Exercise
Gather up every line that includes the string "JSON".

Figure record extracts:
--

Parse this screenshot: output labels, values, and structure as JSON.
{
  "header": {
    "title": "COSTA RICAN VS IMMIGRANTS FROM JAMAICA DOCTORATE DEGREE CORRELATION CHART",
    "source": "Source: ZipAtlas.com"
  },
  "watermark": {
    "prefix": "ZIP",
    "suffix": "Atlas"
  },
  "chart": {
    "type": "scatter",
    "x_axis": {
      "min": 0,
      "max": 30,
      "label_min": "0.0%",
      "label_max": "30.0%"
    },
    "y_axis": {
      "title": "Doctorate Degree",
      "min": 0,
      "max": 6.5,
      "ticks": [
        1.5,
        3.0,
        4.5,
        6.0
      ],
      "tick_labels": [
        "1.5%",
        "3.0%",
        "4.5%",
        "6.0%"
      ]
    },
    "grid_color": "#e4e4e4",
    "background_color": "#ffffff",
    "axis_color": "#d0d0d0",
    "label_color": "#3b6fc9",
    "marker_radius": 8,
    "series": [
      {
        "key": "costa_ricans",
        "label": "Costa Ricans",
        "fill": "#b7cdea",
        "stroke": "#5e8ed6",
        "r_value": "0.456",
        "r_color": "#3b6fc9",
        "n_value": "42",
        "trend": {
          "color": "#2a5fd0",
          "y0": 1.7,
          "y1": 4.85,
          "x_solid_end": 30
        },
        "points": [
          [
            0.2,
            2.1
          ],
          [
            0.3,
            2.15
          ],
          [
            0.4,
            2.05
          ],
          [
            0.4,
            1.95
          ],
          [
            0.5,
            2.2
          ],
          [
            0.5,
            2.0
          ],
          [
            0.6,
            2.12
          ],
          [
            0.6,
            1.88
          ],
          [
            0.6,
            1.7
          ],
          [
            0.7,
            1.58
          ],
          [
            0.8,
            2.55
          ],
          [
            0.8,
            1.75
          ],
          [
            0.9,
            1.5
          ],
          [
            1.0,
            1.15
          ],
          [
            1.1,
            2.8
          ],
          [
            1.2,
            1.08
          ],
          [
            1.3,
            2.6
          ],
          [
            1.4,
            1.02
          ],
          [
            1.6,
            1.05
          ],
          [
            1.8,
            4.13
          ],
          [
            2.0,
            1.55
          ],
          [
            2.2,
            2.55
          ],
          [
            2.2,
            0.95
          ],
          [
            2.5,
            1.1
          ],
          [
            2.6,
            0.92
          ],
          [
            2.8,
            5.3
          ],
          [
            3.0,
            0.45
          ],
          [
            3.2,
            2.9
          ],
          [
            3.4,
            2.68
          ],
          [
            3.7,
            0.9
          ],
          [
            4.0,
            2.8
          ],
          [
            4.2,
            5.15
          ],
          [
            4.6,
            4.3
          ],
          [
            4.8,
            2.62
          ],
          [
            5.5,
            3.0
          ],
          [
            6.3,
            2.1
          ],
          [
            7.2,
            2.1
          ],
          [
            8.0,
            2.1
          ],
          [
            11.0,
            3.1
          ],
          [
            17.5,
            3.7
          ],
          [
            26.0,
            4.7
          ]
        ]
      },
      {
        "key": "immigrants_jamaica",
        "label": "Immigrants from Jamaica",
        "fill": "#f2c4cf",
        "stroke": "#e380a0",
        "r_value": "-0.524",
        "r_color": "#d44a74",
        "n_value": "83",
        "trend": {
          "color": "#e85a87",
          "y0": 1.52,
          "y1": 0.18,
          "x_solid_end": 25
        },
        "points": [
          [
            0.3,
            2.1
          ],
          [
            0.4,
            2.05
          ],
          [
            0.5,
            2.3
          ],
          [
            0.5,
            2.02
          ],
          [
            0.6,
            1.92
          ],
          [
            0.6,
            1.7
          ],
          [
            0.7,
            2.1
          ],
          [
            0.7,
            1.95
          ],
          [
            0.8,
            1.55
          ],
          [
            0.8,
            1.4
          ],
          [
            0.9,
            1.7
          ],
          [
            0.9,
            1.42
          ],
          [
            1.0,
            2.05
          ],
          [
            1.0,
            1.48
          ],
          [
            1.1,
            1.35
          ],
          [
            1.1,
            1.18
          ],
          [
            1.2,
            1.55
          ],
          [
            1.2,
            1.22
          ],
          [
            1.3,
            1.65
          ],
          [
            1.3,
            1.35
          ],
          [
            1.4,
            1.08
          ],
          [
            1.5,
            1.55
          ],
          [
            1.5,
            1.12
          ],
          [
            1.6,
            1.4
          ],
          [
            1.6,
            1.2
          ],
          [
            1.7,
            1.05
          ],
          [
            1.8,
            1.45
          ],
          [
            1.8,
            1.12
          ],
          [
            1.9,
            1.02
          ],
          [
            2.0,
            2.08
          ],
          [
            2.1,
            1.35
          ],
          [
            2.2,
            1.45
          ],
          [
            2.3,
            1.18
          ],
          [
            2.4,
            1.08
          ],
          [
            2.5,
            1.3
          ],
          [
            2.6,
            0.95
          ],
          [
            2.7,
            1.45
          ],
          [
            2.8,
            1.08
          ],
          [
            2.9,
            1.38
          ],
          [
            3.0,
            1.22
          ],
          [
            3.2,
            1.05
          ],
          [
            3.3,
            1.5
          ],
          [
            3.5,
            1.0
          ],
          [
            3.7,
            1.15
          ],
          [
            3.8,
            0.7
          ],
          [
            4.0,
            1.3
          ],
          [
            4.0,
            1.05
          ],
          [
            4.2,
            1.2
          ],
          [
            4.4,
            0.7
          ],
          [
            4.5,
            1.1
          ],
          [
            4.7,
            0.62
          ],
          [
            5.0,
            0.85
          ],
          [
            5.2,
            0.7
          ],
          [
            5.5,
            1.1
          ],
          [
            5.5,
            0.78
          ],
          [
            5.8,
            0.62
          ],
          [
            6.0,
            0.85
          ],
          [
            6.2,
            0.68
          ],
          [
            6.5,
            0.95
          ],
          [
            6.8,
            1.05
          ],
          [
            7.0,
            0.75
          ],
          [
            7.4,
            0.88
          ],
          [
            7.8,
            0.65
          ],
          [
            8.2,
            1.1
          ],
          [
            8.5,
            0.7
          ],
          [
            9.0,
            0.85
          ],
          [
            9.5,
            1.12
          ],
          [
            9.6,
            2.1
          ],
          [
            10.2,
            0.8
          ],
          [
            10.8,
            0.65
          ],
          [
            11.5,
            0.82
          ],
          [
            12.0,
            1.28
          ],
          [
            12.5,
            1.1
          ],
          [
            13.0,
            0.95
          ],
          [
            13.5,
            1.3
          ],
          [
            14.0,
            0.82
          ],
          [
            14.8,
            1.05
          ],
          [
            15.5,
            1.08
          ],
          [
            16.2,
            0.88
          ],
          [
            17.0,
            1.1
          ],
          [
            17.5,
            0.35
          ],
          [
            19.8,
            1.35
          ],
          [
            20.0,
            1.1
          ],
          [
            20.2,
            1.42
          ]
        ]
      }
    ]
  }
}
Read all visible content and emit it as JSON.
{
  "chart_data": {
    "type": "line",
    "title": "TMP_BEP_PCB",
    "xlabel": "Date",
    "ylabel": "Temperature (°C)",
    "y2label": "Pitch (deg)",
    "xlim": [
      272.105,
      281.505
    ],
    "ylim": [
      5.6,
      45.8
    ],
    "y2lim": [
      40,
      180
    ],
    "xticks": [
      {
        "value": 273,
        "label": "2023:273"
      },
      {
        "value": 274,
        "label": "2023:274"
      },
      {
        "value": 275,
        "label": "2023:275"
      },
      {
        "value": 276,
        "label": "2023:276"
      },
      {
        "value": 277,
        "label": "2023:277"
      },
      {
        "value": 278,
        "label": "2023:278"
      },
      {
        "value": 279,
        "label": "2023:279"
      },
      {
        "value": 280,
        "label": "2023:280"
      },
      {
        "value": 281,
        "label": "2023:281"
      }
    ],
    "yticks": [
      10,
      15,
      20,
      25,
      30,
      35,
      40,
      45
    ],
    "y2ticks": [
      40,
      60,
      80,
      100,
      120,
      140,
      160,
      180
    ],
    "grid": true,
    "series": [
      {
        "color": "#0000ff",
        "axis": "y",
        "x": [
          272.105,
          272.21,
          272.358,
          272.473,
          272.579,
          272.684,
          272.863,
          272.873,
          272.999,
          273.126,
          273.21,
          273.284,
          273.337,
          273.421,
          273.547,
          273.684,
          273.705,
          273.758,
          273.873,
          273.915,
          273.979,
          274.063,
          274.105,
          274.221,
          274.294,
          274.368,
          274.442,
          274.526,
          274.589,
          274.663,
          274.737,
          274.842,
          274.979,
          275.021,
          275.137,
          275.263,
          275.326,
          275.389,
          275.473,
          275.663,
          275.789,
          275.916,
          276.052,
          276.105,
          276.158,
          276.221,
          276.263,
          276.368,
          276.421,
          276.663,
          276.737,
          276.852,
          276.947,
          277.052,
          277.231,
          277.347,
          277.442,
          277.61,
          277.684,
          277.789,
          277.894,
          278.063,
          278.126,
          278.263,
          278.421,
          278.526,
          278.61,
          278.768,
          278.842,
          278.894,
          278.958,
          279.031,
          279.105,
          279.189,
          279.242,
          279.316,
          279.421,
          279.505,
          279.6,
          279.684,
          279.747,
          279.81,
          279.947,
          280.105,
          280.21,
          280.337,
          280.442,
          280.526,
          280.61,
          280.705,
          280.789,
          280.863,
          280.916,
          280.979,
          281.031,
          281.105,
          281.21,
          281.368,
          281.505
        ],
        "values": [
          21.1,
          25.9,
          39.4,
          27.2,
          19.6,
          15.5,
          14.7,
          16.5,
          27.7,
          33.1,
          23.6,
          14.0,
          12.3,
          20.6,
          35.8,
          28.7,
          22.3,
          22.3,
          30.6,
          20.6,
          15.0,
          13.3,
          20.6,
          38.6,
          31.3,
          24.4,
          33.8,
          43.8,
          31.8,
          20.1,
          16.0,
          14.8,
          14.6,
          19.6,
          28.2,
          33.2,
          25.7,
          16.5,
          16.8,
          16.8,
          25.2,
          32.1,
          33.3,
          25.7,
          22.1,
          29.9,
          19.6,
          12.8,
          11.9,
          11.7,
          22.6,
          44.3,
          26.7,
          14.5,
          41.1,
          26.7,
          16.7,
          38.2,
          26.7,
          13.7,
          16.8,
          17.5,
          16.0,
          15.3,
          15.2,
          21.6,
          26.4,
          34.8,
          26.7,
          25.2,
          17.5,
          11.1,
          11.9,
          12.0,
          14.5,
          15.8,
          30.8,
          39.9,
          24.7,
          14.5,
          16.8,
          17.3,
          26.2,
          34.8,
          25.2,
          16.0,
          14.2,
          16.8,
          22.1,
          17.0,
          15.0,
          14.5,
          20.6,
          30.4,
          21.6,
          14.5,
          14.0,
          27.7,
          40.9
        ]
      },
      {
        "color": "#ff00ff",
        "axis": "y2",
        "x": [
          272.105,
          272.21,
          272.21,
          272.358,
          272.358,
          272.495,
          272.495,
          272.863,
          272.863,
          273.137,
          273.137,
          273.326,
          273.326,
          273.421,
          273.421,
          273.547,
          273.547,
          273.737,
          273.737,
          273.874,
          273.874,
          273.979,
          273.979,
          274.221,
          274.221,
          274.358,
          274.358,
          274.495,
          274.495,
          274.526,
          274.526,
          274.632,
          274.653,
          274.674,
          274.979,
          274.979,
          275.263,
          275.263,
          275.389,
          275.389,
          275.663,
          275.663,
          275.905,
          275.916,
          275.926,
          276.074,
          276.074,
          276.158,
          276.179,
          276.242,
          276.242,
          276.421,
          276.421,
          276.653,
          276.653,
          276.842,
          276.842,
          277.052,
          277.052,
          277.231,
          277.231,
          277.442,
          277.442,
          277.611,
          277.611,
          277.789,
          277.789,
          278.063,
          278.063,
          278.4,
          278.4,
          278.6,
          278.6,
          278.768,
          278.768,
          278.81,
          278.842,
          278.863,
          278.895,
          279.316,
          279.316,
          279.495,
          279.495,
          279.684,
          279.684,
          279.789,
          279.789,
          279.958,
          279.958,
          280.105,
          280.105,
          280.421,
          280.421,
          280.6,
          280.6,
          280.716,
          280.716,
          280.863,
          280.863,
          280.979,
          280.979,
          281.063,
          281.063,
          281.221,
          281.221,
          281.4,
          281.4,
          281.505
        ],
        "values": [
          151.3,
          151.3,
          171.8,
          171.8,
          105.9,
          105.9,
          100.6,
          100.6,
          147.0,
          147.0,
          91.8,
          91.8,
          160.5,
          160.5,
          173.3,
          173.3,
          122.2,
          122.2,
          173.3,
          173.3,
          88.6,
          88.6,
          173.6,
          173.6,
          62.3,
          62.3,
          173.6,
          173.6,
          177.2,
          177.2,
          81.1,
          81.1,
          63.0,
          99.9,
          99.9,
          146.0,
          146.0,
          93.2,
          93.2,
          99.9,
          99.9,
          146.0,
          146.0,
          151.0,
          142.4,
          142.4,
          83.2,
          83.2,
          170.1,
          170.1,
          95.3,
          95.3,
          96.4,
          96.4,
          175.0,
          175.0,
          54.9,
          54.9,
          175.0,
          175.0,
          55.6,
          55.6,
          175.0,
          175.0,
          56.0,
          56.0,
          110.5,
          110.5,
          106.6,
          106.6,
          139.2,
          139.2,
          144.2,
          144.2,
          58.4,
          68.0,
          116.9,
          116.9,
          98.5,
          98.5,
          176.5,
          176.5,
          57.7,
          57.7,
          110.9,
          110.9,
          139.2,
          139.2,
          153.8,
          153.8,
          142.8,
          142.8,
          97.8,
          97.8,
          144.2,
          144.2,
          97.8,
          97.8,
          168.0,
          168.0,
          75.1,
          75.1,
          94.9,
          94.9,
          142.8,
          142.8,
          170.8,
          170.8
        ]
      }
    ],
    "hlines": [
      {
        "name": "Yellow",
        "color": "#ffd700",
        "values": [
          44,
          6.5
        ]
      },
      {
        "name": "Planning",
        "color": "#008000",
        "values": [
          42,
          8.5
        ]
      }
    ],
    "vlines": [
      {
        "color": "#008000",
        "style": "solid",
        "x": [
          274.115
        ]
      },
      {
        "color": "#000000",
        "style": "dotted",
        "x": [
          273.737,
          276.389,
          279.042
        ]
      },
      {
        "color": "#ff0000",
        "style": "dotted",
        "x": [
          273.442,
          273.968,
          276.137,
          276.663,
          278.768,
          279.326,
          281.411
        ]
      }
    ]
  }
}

--

Response to the task
Parse this screenshot: output labels, values, and structure as JSON.
Read all visible content and emit it as JSON.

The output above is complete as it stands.